SET EXERCISE: Gather every line of the entries that includes the word "nUprawy".

DATA FOR THIS EXERCISE:
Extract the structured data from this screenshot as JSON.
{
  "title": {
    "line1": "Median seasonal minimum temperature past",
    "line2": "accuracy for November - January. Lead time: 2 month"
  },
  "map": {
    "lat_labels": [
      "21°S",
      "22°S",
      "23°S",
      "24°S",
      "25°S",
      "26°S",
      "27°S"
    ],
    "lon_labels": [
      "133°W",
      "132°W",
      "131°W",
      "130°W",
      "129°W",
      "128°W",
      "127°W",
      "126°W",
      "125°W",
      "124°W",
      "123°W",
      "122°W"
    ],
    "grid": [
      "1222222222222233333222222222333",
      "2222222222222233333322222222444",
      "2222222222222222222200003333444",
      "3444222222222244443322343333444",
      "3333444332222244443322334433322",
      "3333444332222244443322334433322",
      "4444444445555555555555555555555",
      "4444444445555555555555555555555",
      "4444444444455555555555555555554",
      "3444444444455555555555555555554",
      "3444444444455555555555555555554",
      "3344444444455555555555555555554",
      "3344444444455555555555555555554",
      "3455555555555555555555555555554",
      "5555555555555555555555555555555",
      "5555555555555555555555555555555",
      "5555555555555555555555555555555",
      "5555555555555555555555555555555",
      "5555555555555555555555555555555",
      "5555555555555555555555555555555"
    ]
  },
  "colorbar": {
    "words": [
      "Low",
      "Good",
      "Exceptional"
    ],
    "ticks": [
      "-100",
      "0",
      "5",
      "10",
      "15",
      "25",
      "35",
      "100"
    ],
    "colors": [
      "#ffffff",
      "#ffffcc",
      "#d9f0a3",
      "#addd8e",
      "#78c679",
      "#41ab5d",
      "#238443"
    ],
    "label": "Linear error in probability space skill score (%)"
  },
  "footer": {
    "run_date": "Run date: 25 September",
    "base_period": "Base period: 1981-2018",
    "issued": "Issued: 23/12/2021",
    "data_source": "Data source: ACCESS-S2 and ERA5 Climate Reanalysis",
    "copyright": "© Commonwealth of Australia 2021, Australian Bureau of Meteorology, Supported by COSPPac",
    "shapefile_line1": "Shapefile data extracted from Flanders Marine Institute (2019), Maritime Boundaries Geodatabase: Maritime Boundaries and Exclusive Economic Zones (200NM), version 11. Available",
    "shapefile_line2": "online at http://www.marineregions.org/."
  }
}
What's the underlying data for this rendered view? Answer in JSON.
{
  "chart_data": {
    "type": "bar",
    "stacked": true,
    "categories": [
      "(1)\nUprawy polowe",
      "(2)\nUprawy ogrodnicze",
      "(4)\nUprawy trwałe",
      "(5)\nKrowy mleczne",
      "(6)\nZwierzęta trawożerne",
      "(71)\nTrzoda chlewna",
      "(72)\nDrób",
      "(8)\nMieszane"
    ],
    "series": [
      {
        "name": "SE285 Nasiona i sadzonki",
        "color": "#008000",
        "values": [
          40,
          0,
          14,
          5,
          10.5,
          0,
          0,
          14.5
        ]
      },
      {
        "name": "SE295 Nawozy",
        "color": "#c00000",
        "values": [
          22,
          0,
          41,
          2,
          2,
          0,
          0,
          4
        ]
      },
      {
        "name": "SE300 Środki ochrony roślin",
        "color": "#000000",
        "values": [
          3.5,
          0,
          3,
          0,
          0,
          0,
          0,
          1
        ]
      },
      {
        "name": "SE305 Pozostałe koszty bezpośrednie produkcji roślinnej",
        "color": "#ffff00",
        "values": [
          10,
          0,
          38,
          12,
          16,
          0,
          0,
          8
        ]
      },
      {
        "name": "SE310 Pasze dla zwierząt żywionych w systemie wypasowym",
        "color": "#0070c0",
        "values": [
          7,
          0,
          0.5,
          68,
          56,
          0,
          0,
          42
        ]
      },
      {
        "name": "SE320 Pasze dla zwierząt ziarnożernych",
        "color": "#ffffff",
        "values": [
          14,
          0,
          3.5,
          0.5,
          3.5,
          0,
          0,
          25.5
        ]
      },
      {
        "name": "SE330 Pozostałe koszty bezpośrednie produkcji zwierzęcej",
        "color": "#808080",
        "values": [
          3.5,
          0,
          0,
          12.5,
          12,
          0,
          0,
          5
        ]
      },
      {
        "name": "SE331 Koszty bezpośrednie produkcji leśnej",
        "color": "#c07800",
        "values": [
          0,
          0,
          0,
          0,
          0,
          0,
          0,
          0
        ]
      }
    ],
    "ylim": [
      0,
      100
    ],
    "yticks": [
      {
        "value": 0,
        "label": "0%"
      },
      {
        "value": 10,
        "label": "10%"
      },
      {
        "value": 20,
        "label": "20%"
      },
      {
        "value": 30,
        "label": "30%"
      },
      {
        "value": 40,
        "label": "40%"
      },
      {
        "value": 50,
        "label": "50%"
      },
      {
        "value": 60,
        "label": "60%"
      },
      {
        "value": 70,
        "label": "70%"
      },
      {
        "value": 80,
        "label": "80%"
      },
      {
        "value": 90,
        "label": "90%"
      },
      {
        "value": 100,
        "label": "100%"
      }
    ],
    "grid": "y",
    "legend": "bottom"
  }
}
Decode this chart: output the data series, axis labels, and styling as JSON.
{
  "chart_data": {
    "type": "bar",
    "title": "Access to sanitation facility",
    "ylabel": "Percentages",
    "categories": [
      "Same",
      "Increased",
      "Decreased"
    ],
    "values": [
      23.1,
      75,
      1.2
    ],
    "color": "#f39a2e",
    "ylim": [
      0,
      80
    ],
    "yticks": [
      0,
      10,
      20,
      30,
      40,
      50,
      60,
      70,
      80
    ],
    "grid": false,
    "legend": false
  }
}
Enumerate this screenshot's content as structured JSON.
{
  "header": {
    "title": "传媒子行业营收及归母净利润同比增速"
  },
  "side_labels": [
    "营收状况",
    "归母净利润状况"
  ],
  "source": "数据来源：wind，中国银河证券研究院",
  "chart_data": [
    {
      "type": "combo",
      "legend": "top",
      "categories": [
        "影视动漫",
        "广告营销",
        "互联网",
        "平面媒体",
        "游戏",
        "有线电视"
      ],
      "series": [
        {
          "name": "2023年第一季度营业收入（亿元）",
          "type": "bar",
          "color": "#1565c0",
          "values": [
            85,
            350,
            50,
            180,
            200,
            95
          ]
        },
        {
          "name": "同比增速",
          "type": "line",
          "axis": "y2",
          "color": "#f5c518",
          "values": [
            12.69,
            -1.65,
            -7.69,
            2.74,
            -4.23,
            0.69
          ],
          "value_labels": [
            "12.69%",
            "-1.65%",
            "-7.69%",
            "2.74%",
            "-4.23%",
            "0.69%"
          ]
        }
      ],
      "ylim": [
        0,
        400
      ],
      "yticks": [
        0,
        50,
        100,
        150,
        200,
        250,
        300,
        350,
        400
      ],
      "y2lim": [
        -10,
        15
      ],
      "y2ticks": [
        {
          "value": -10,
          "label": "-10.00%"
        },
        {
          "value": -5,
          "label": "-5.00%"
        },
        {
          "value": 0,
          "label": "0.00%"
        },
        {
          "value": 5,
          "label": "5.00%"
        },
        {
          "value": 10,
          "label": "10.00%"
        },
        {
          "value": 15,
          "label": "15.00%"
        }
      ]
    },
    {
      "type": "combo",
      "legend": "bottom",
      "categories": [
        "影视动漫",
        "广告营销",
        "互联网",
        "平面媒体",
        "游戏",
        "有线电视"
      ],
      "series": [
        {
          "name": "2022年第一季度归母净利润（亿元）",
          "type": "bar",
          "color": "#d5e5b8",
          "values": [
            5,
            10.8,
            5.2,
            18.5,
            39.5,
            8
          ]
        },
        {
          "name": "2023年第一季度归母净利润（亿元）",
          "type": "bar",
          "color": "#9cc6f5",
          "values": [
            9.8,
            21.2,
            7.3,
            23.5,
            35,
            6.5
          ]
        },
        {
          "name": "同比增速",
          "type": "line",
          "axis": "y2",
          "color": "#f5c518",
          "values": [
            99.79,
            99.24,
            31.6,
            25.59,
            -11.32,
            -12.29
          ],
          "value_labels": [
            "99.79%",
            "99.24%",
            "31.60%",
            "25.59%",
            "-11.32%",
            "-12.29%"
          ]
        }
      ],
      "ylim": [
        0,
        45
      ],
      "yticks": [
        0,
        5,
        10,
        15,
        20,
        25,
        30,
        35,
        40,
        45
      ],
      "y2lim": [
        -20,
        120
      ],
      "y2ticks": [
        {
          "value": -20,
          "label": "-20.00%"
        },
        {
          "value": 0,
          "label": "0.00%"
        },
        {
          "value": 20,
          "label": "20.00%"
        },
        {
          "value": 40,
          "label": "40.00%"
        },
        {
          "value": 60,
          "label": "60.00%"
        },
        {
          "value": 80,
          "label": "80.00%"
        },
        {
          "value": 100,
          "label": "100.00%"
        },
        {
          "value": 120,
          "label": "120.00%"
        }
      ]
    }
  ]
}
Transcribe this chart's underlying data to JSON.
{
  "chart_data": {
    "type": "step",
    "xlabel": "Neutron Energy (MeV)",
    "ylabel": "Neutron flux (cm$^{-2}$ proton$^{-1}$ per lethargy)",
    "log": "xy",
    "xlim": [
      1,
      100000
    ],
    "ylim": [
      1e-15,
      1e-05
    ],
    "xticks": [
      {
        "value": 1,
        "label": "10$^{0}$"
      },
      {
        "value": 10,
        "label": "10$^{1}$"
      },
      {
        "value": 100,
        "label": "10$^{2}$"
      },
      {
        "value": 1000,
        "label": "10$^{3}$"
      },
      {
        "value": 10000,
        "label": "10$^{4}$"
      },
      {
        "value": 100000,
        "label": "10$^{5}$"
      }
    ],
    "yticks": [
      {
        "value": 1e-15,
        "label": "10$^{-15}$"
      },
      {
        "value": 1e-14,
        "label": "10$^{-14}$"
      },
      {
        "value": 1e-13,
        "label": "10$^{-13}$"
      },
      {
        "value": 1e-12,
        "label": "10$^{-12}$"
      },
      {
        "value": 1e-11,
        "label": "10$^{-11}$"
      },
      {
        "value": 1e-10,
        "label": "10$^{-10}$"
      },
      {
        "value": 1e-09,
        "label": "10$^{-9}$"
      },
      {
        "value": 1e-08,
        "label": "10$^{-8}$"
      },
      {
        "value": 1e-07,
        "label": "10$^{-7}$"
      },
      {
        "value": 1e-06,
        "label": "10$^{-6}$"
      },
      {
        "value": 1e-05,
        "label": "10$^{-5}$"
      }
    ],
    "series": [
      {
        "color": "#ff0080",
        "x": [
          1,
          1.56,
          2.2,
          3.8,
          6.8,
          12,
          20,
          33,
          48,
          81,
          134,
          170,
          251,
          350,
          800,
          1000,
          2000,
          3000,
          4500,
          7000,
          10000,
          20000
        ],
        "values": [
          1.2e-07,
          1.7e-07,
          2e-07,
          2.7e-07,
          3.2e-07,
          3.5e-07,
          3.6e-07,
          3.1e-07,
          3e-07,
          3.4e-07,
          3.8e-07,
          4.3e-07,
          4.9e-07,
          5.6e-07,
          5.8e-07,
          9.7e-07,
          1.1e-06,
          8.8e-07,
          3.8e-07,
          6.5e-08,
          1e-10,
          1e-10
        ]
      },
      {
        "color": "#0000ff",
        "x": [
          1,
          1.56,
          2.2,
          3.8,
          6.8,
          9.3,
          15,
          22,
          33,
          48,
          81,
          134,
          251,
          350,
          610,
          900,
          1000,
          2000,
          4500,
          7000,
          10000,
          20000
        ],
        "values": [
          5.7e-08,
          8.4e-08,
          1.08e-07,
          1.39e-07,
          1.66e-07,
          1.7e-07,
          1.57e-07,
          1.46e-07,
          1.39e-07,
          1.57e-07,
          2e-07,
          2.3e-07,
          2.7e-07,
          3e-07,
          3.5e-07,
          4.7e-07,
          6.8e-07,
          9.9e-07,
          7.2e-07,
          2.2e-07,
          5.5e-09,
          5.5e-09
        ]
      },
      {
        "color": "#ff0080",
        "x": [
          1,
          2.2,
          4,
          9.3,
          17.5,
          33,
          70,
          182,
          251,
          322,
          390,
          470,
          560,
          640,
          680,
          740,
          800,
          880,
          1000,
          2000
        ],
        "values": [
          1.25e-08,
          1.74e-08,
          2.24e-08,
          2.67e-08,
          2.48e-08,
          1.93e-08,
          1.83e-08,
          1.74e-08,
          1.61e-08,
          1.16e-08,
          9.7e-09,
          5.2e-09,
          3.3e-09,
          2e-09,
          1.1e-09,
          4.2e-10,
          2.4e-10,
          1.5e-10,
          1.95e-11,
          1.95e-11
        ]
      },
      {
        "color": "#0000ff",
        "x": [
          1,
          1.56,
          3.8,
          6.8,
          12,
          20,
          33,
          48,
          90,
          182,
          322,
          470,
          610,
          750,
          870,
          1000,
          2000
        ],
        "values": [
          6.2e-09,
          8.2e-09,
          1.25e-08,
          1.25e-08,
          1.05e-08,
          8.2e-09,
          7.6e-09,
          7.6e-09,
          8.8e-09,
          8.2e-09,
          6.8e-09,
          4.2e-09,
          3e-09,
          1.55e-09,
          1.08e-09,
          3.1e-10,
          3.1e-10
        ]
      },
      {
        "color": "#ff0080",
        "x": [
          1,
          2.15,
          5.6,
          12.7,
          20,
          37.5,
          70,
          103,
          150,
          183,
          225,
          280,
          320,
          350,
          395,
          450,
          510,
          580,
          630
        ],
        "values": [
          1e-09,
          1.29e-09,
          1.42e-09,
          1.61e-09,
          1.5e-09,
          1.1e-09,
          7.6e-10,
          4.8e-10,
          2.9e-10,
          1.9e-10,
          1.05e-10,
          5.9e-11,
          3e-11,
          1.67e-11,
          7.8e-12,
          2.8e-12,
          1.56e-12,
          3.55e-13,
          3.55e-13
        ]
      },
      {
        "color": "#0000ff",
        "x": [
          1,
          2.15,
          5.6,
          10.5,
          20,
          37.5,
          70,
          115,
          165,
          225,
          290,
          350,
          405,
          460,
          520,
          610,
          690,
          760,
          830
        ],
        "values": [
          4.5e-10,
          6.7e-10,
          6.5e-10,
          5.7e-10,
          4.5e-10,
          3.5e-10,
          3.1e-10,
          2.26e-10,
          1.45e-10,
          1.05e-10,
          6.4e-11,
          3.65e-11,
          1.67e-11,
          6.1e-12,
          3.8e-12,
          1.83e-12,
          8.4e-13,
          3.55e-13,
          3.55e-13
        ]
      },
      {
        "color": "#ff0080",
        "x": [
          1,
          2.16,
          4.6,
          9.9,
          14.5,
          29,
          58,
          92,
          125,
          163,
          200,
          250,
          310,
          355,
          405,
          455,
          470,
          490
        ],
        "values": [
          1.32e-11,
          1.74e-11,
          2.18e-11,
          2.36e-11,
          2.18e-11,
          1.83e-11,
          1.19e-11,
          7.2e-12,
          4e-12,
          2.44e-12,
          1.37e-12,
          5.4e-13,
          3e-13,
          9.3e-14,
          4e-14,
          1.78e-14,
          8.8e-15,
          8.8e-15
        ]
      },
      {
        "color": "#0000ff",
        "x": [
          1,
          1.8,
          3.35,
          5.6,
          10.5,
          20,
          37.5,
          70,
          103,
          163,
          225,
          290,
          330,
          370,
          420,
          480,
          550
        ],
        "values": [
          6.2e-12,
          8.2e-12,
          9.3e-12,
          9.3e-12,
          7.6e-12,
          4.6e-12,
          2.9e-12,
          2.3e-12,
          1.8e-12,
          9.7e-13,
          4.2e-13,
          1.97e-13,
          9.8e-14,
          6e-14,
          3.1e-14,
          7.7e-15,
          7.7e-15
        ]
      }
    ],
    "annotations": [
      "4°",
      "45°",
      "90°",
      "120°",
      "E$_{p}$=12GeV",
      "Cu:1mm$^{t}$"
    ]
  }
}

WRITTEN RESPONSE:
      "(1)\nUprawy polowe",
      "(2)\nUprawy ogrodnicze",
      "(4)\nUprawy trwałe",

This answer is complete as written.